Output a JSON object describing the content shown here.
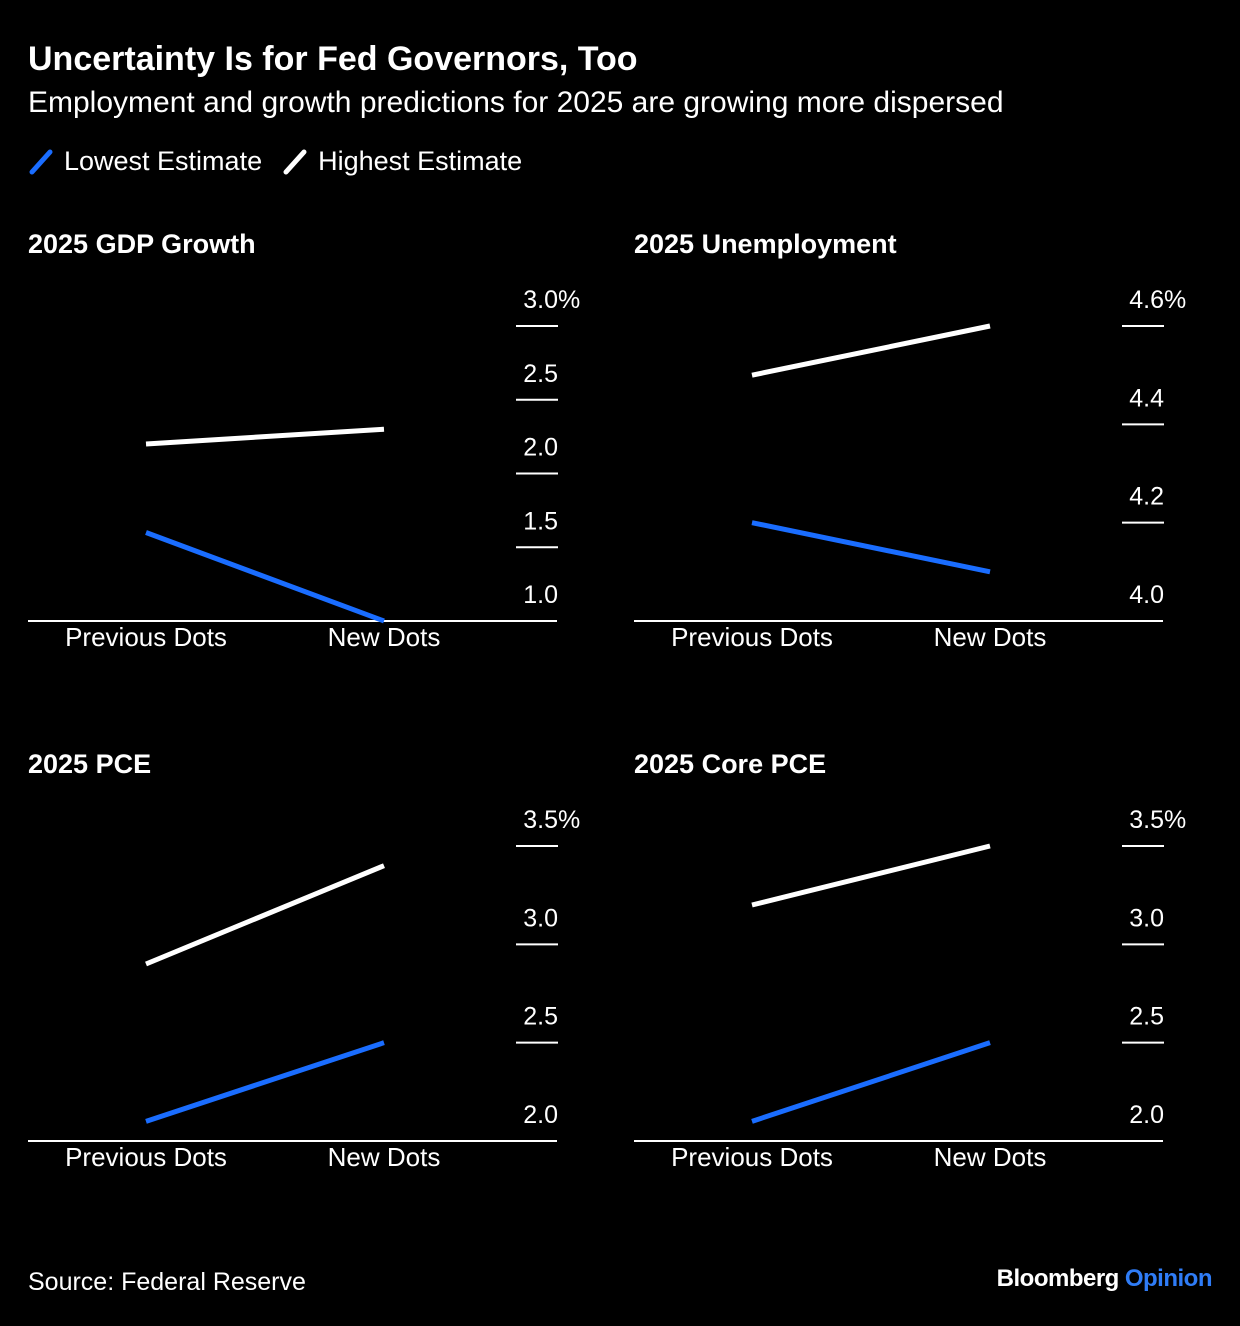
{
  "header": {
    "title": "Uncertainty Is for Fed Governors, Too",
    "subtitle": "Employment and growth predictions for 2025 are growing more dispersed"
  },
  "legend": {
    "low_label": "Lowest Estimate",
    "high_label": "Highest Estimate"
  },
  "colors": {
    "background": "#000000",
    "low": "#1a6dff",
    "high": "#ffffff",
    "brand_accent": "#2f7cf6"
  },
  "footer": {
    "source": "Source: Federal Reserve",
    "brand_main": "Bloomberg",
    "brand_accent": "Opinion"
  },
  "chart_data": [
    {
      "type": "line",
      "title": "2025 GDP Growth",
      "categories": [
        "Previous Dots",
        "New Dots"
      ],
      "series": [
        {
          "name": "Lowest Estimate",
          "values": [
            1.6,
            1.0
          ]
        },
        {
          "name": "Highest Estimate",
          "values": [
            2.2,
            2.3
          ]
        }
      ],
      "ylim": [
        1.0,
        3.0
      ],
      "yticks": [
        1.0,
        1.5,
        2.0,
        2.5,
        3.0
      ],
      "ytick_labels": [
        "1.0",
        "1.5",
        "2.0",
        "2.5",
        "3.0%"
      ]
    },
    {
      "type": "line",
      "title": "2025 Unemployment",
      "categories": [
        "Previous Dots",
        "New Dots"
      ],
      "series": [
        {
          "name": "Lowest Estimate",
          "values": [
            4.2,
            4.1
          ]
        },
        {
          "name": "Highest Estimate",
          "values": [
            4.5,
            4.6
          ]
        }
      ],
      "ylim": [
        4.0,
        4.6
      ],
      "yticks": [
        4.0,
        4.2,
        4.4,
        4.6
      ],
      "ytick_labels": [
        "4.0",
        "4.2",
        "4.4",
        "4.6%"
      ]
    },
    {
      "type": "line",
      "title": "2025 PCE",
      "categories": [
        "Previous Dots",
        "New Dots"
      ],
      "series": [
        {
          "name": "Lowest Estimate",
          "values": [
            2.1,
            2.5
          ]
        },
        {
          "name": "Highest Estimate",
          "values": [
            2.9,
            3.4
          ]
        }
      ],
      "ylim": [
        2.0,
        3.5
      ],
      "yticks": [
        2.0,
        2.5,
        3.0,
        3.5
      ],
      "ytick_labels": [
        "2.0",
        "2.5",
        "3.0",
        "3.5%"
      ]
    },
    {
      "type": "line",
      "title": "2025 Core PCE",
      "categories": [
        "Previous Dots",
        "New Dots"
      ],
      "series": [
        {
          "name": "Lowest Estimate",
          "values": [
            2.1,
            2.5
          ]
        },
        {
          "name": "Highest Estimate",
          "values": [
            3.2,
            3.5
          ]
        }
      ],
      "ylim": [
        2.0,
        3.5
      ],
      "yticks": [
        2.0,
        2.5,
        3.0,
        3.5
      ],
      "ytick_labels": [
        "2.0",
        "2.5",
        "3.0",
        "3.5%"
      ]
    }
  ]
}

WORK INSTRUCTIONS - Write the records out once more, exactly as they appear, with no pictures.

RESPONSE TO THE TASK -
Output a JSON object describing the content shown here.
{
  "header": {
    "title": "Uncertainty Is for Fed Governors, Too",
    "subtitle": "Employment and growth predictions for 2025 are growing more dispersed"
  },
  "legend": {
    "low_label": "Lowest Estimate",
    "high_label": "Highest Estimate"
  },
  "colors": {
    "background": "#000000",
    "low": "#1a6dff",
    "high": "#ffffff",
    "brand_accent": "#2f7cf6"
  },
  "footer": {
    "source": "Source: Federal Reserve",
    "brand_main": "Bloomberg",
    "brand_accent": "Opinion"
  },
  "chart_data": [
    {
      "type": "line",
      "title": "2025 GDP Growth",
      "categories": [
        "Previous Dots",
        "New Dots"
      ],
      "series": [
        {
          "name": "Lowest Estimate",
          "values": [
            1.6,
            1.0
          ]
        },
        {
          "name": "Highest Estimate",
          "values": [
            2.2,
            2.3
          ]
        }
      ],
      "ylim": [
        1.0,
        3.0
      ],
      "yticks": [
        1.0,
        1.5,
        2.0,
        2.5,
        3.0
      ],
      "ytick_labels": [
        "1.0",
        "1.5",
        "2.0",
        "2.5",
        "3.0%"
      ]
    },
    {
      "type": "line",
      "title": "2025 Unemployment",
      "categories": [
        "Previous Dots",
        "New Dots"
      ],
      "series": [
        {
          "name": "Lowest Estimate",
          "values": [
            4.2,
            4.1
          ]
        },
        {
          "name": "Highest Estimate",
          "values": [
            4.5,
            4.6
          ]
        }
      ],
      "ylim": [
        4.0,
        4.6
      ],
      "yticks": [
        4.0,
        4.2,
        4.4,
        4.6
      ],
      "ytick_labels": [
        "4.0",
        "4.2",
        "4.4",
        "4.6%"
      ]
    },
    {
      "type": "line",
      "title": "2025 PCE",
      "categories": [
        "Previous Dots",
        "New Dots"
      ],
      "series": [
        {
          "name": "Lowest Estimate",
          "values": [
            2.1,
            2.5
          ]
        },
        {
          "name": "Highest Estimate",
          "values": [
            2.9,
            3.4
          ]
        }
      ],
      "ylim": [
        2.0,
        3.5
      ],
      "yticks": [
        2.0,
        2.5,
        3.0,
        3.5
      ],
      "ytick_labels": [
        "2.0",
        "2.5",
        "3.0",
        "3.5%"
      ]
    },
    {
      "type": "line",
      "title": "2025 Core PCE",
      "categories": [
        "Previous Dots",
        "New Dots"
      ],
      "series": [
        {
          "name": "Lowest Estimate",
          "values": [
            2.1,
            2.5
          ]
        },
        {
          "name": "Highest Estimate",
          "values": [
            3.2,
            3.5
          ]
        }
      ],
      "ylim": [
        2.0,
        3.5
      ],
      "yticks": [
        2.0,
        2.5,
        3.0,
        3.5
      ],
      "ytick_labels": [
        "2.0",
        "2.5",
        "3.0",
        "3.5%"
      ]
    }
  ]
}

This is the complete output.